● Aim: Exactly repeat all the records below, omitting the images they hold.

** START **

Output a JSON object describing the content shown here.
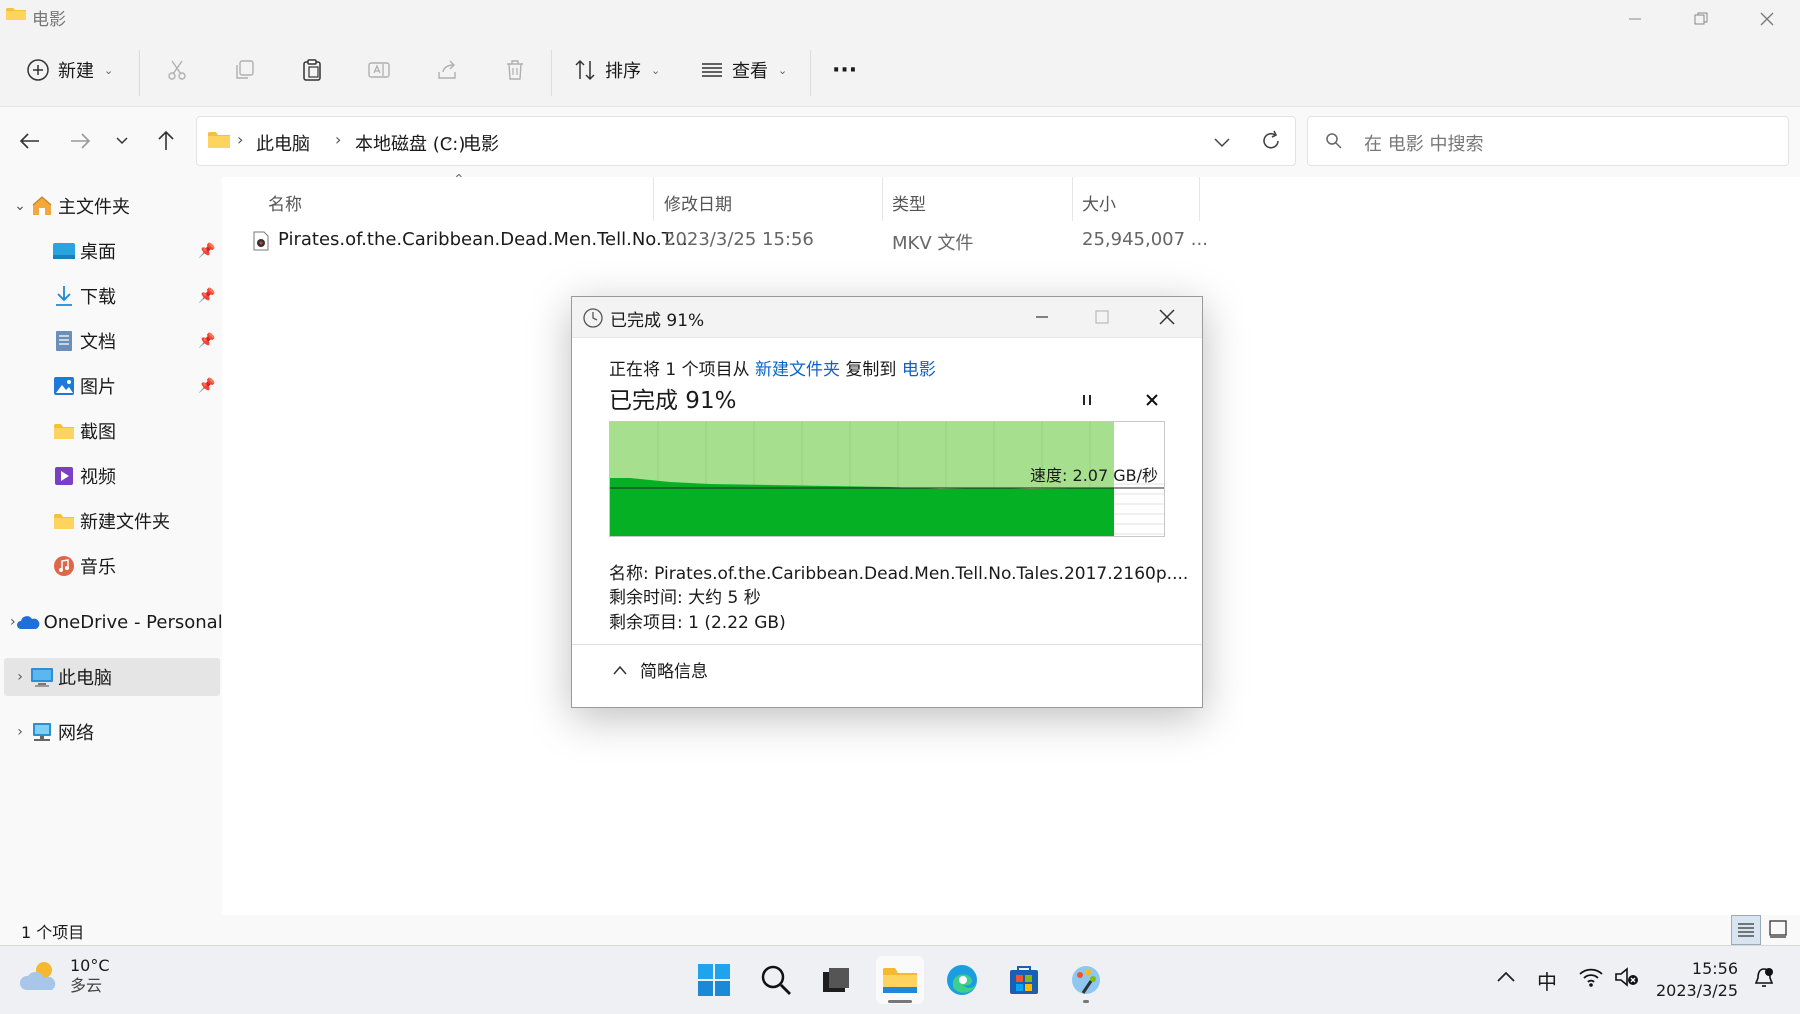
{
  "window": {
    "title": "电影"
  },
  "toolbar": {
    "new_label": "新建",
    "sort_label": "排序",
    "view_label": "查看",
    "more_label": "···"
  },
  "address": {
    "crumbs": [
      "此电脑",
      "本地磁盘 (C:)",
      "电影"
    ],
    "search_placeholder": "在 电影 中搜索"
  },
  "sidebar": {
    "home": "主文件夹",
    "items": [
      {
        "label": "桌面",
        "icon": "desktop-icon",
        "pinned": true
      },
      {
        "label": "下载",
        "icon": "download-icon",
        "pinned": true
      },
      {
        "label": "文档",
        "icon": "document-icon",
        "pinned": true
      },
      {
        "label": "图片",
        "icon": "pictures-icon",
        "pinned": true
      },
      {
        "label": "截图",
        "icon": "folder-icon",
        "pinned": false
      },
      {
        "label": "视频",
        "icon": "video-icon",
        "pinned": false
      },
      {
        "label": "新建文件夹",
        "icon": "folder-icon",
        "pinned": false
      },
      {
        "label": "音乐",
        "icon": "music-icon",
        "pinned": false
      }
    ],
    "onedrive": "OneDrive - Personal",
    "this_pc": "此电脑",
    "network": "网络"
  },
  "columns": {
    "name": "名称",
    "modified": "修改日期",
    "type": "类型",
    "size": "大小"
  },
  "files": [
    {
      "name": "Pirates.of.the.Caribbean.Dead.Men.Tell.No.T...",
      "modified": "2023/3/25 15:56",
      "type": "MKV 文件",
      "size": "25,945,007 ..."
    }
  ],
  "status": {
    "count": "1 个项目"
  },
  "dialog": {
    "title": "已完成 91%",
    "copy_prefix": "正在将 1 个项目从",
    "source": "新建文件夹",
    "copy_mid": "复制到",
    "destination": "电影",
    "progress_heading": "已完成 91%",
    "progress_percent": 91,
    "speed": "速度: 2.07 GB/秒",
    "name_line": "名称: Pirates.of.the.Caribbean.Dead.Men.Tell.No.Tales.2017.2160p....",
    "time_line": "剩余时间: 大约 5 秒",
    "items_line": "剩余项目: 1 (2.22 GB)",
    "less_details": "简略信息"
  },
  "taskbar": {
    "weather_temp": "10°C",
    "weather_desc": "多云",
    "ime": "中",
    "clock_time": "15:56",
    "clock_date": "2023/3/25"
  },
  "colors": {
    "accent": "#0a64c8",
    "progress_light": "#a6e08f",
    "progress_dark": "#06b025",
    "folder": "#f8c84a"
  }
}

** END **

● Result of the task:
Output a JSON object describing the content shown here.
{
  "window": {
    "title": "电影"
  },
  "toolbar": {
    "new_label": "新建",
    "sort_label": "排序",
    "view_label": "查看",
    "more_label": "···"
  },
  "address": {
    "crumbs": [
      "此电脑",
      "本地磁盘 (C:)",
      "电影"
    ],
    "search_placeholder": "在 电影 中搜索"
  },
  "sidebar": {
    "home": "主文件夹",
    "items": [
      {
        "label": "桌面",
        "icon": "desktop-icon",
        "pinned": true
      },
      {
        "label": "下载",
        "icon": "download-icon",
        "pinned": true
      },
      {
        "label": "文档",
        "icon": "document-icon",
        "pinned": true
      },
      {
        "label": "图片",
        "icon": "pictures-icon",
        "pinned": true
      },
      {
        "label": "截图",
        "icon": "folder-icon",
        "pinned": false
      },
      {
        "label": "视频",
        "icon": "video-icon",
        "pinned": false
      },
      {
        "label": "新建文件夹",
        "icon": "folder-icon",
        "pinned": false
      },
      {
        "label": "音乐",
        "icon": "music-icon",
        "pinned": false
      }
    ],
    "onedrive": "OneDrive - Personal",
    "this_pc": "此电脑",
    "network": "网络"
  },
  "columns": {
    "name": "名称",
    "modified": "修改日期",
    "type": "类型",
    "size": "大小"
  },
  "files": [
    {
      "name": "Pirates.of.the.Caribbean.Dead.Men.Tell.No.T...",
      "modified": "2023/3/25 15:56",
      "type": "MKV 文件",
      "size": "25,945,007 ..."
    }
  ],
  "status": {
    "count": "1 个项目"
  },
  "dialog": {
    "title": "已完成 91%",
    "copy_prefix": "正在将 1 个项目从",
    "source": "新建文件夹",
    "copy_mid": "复制到",
    "destination": "电影",
    "progress_heading": "已完成 91%",
    "progress_percent": 91,
    "speed": "速度: 2.07 GB/秒",
    "name_line": "名称: Pirates.of.the.Caribbean.Dead.Men.Tell.No.Tales.2017.2160p....",
    "time_line": "剩余时间: 大约 5 秒",
    "items_line": "剩余项目: 1 (2.22 GB)",
    "less_details": "简略信息"
  },
  "taskbar": {
    "weather_temp": "10°C",
    "weather_desc": "多云",
    "ime": "中",
    "clock_time": "15:56",
    "clock_date": "2023/3/25"
  },
  "colors": {
    "accent": "#0a64c8",
    "progress_light": "#a6e08f",
    "progress_dark": "#06b025",
    "folder": "#f8c84a"
  }
}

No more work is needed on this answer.